Pick out the lines below that contain the string "있습니다" and copy them all.

• [Material provided]
------------------------------------
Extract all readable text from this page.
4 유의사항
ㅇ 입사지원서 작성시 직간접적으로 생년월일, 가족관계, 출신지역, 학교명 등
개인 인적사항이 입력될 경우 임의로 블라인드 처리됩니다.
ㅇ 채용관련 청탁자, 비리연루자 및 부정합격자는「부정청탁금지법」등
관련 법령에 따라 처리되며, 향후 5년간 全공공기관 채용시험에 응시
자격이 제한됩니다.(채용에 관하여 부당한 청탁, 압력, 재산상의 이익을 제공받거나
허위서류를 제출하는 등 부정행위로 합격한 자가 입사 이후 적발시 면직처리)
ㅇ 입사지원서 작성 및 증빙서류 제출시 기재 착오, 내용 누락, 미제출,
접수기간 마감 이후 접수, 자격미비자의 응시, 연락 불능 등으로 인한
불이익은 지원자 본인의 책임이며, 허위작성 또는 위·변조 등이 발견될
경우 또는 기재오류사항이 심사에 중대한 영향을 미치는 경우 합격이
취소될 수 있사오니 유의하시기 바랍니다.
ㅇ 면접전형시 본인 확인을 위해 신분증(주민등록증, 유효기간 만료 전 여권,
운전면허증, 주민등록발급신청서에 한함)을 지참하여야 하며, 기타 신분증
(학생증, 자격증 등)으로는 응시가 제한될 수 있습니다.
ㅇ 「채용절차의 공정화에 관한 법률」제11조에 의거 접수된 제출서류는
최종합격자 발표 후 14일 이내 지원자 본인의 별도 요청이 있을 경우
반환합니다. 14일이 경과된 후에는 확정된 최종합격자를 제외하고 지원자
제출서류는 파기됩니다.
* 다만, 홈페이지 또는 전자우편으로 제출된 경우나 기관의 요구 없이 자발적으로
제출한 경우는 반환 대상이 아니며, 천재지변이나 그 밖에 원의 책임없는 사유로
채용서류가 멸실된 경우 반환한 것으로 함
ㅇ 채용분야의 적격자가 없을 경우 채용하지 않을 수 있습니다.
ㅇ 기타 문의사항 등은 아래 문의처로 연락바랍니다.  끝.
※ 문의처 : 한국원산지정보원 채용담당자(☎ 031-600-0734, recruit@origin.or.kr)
------------------------------------
• [Worked solution]
(학생증, 자격증 등)으로는 응시가 제한될 수 있습니다.
ㅇ 채용분야의 적격자가 없을 경우 채용하지 않을 수 있습니다.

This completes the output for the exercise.